Source records >>

..............................

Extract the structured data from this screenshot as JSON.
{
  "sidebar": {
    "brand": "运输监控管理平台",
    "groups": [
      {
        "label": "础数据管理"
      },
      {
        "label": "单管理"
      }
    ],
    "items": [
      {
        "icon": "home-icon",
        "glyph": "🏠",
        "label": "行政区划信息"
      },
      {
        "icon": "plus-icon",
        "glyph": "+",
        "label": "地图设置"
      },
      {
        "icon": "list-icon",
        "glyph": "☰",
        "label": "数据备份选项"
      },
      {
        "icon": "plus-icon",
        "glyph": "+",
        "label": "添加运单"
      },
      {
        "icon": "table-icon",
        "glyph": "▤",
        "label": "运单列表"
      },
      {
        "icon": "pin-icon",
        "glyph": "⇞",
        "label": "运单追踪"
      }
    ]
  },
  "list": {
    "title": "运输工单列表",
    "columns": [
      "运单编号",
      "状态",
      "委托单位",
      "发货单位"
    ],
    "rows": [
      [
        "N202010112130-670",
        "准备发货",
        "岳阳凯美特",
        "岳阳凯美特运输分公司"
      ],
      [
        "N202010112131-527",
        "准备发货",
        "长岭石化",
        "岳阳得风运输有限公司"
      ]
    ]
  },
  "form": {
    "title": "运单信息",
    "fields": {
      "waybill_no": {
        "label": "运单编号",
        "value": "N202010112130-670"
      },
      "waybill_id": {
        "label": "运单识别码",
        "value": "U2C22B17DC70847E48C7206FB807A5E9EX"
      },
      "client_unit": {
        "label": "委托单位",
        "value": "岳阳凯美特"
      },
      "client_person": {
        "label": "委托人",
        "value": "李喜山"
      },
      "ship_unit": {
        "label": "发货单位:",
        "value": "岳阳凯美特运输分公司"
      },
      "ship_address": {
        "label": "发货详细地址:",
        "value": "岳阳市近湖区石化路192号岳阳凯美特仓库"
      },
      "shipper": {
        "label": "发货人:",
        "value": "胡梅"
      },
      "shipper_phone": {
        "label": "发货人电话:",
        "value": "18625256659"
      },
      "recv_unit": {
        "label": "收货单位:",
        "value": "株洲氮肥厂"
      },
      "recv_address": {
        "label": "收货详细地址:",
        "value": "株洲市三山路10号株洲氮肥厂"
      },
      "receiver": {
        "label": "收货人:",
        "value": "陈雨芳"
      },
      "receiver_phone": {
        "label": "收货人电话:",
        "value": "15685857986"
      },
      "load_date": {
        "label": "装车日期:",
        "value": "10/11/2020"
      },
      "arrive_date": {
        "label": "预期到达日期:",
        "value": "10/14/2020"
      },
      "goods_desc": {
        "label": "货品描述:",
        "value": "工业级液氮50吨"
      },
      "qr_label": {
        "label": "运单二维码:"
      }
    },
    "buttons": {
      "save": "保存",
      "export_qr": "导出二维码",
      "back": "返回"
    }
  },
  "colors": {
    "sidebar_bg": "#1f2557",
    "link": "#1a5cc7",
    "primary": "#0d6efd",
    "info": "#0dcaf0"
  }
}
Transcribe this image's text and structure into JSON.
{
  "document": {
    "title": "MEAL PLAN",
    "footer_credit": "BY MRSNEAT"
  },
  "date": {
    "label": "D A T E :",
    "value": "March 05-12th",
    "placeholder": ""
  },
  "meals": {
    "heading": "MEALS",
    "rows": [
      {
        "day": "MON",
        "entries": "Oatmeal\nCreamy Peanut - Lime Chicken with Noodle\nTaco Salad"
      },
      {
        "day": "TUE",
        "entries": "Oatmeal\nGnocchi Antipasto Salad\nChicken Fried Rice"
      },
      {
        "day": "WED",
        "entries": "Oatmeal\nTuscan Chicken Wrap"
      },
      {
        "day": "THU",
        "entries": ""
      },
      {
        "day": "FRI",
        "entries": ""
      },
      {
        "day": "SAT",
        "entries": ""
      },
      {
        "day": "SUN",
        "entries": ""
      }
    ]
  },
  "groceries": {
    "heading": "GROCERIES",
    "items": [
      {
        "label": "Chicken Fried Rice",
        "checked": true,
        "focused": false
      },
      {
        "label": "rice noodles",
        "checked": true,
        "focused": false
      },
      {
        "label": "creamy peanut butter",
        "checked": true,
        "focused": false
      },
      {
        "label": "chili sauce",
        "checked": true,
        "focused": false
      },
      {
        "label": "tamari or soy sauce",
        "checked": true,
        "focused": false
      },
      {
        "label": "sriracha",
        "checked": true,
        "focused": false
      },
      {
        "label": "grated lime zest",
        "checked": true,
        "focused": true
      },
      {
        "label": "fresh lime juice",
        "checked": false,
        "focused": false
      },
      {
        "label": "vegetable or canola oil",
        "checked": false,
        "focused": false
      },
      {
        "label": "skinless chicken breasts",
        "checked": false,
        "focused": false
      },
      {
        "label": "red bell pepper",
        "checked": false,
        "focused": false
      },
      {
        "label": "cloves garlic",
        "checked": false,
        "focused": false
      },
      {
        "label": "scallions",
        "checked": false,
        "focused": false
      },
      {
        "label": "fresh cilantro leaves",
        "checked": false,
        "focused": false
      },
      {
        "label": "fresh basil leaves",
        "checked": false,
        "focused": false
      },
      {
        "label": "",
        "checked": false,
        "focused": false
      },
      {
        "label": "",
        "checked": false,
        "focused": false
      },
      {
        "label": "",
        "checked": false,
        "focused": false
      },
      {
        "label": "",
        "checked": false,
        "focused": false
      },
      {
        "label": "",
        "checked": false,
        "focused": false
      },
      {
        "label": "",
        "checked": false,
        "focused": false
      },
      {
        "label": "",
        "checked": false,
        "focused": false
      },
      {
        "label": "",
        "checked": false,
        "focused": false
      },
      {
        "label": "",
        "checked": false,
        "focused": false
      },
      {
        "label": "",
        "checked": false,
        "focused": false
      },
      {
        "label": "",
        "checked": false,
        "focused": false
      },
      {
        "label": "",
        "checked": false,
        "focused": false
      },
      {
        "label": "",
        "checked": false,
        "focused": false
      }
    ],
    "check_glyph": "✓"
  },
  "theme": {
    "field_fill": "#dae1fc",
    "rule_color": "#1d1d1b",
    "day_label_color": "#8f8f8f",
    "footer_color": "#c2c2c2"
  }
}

..............................

JOB >> Return the whole listing exactly, with every line included.

RESULT FOR THIS TASK >>
Extract the structured data from this screenshot as JSON.
{
  "sidebar": {
    "brand": "运输监控管理平台",
    "groups": [
      {
        "label": "础数据管理"
      },
      {
        "label": "单管理"
      }
    ],
    "items": [
      {
        "icon": "home-icon",
        "glyph": "🏠",
        "label": "行政区划信息"
      },
      {
        "icon": "plus-icon",
        "glyph": "+",
        "label": "地图设置"
      },
      {
        "icon": "list-icon",
        "glyph": "☰",
        "label": "数据备份选项"
      },
      {
        "icon": "plus-icon",
        "glyph": "+",
        "label": "添加运单"
      },
      {
        "icon": "table-icon",
        "glyph": "▤",
        "label": "运单列表"
      },
      {
        "icon": "pin-icon",
        "glyph": "⇞",
        "label": "运单追踪"
      }
    ]
  },
  "list": {
    "title": "运输工单列表",
    "columns": [
      "运单编号",
      "状态",
      "委托单位",
      "发货单位"
    ],
    "rows": [
      [
        "N202010112130-670",
        "准备发货",
        "岳阳凯美特",
        "岳阳凯美特运输分公司"
      ],
      [
        "N202010112131-527",
        "准备发货",
        "长岭石化",
        "岳阳得风运输有限公司"
      ]
    ]
  },
  "form": {
    "title": "运单信息",
    "fields": {
      "waybill_no": {
        "label": "运单编号",
        "value": "N202010112130-670"
      },
      "waybill_id": {
        "label": "运单识别码",
        "value": "U2C22B17DC70847E48C7206FB807A5E9EX"
      },
      "client_unit": {
        "label": "委托单位",
        "value": "岳阳凯美特"
      },
      "client_person": {
        "label": "委托人",
        "value": "李喜山"
      },
      "ship_unit": {
        "label": "发货单位:",
        "value": "岳阳凯美特运输分公司"
      },
      "ship_address": {
        "label": "发货详细地址:",
        "value": "岳阳市近湖区石化路192号岳阳凯美特仓库"
      },
      "shipper": {
        "label": "发货人:",
        "value": "胡梅"
      },
      "shipper_phone": {
        "label": "发货人电话:",
        "value": "18625256659"
      },
      "recv_unit": {
        "label": "收货单位:",
        "value": "株洲氮肥厂"
      },
      "recv_address": {
        "label": "收货详细地址:",
        "value": "株洲市三山路10号株洲氮肥厂"
      },
      "receiver": {
        "label": "收货人:",
        "value": "陈雨芳"
      },
      "receiver_phone": {
        "label": "收货人电话:",
        "value": "15685857986"
      },
      "load_date": {
        "label": "装车日期:",
        "value": "10/11/2020"
      },
      "arrive_date": {
        "label": "预期到达日期:",
        "value": "10/14/2020"
      },
      "goods_desc": {
        "label": "货品描述:",
        "value": "工业级液氮50吨"
      },
      "qr_label": {
        "label": "运单二维码:"
      }
    },
    "buttons": {
      "save": "保存",
      "export_qr": "导出二维码",
      "back": "返回"
    }
  },
  "colors": {
    "sidebar_bg": "#1f2557",
    "link": "#1a5cc7",
    "primary": "#0d6efd",
    "info": "#0dcaf0"
  }
}
Transcribe this image's text and structure into JSON.
{
  "document": {
    "title": "MEAL PLAN",
    "footer_credit": "BY MRSNEAT"
  },
  "date": {
    "label": "D A T E :",
    "value": "March 05-12th",
    "placeholder": ""
  },
  "meals": {
    "heading": "MEALS",
    "rows": [
      {
        "day": "MON",
        "entries": "Oatmeal\nCreamy Peanut - Lime Chicken with Noodle\nTaco Salad"
      },
      {
        "day": "TUE",
        "entries": "Oatmeal\nGnocchi Antipasto Salad\nChicken Fried Rice"
      },
      {
        "day": "WED",
        "entries": "Oatmeal\nTuscan Chicken Wrap"
      },
      {
        "day": "THU",
        "entries": ""
      },
      {
        "day": "FRI",
        "entries": ""
      },
      {
        "day": "SAT",
        "entries": ""
      },
      {
        "day": "SUN",
        "entries": ""
      }
    ]
  },
  "groceries": {
    "heading": "GROCERIES",
    "items": [
      {
        "label": "Chicken Fried Rice",
        "checked": true,
        "focused": false
      },
      {
        "label": "rice noodles",
        "checked": true,
        "focused": false
      },
      {
        "label": "creamy peanut butter",
        "checked": true,
        "focused": false
      },
      {
        "label": "chili sauce",
        "checked": true,
        "focused": false
      },
      {
        "label": "tamari or soy sauce",
        "checked": true,
        "focused": false
      },
      {
        "label": "sriracha",
        "checked": true,
        "focused": false
      },
      {
        "label": "grated lime zest",
        "checked": true,
        "focused": true
      },
      {
        "label": "fresh lime juice",
        "checked": false,
        "focused": false
      },
      {
        "label": "vegetable or canola oil",
        "checked": false,
        "focused": false
      },
      {
        "label": "skinless chicken breasts",
        "checked": false,
        "focused": false
      },
      {
        "label": "red bell pepper",
        "checked": false,
        "focused": false
      },
      {
        "label": "cloves garlic",
        "checked": false,
        "focused": false
      },
      {
        "label": "scallions",
        "checked": false,
        "focused": false
      },
      {
        "label": "fresh cilantro leaves",
        "checked": false,
        "focused": false
      },
      {
        "label": "fresh basil leaves",
        "checked": false,
        "focused": false
      },
      {
        "label": "",
        "checked": false,
        "focused": false
      },
      {
        "label": "",
        "checked": false,
        "focused": false
      },
      {
        "label": "",
        "checked": false,
        "focused": false
      },
      {
        "label": "",
        "checked": false,
        "focused": false
      },
      {
        "label": "",
        "checked": false,
        "focused": false
      },
      {
        "label": "",
        "checked": false,
        "focused": false
      },
      {
        "label": "",
        "checked": false,
        "focused": false
      },
      {
        "label": "",
        "checked": false,
        "focused": false
      },
      {
        "label": "",
        "checked": false,
        "focused": false
      },
      {
        "label": "",
        "checked": false,
        "focused": false
      },
      {
        "label": "",
        "checked": false,
        "focused": false
      },
      {
        "label": "",
        "checked": false,
        "focused": false
      },
      {
        "label": "",
        "checked": false,
        "focused": false
      }
    ],
    "check_glyph": "✓"
  },
  "theme": {
    "field_fill": "#dae1fc",
    "rule_color": "#1d1d1b",
    "day_label_color": "#8f8f8f",
    "footer_color": "#c2c2c2"
  }
}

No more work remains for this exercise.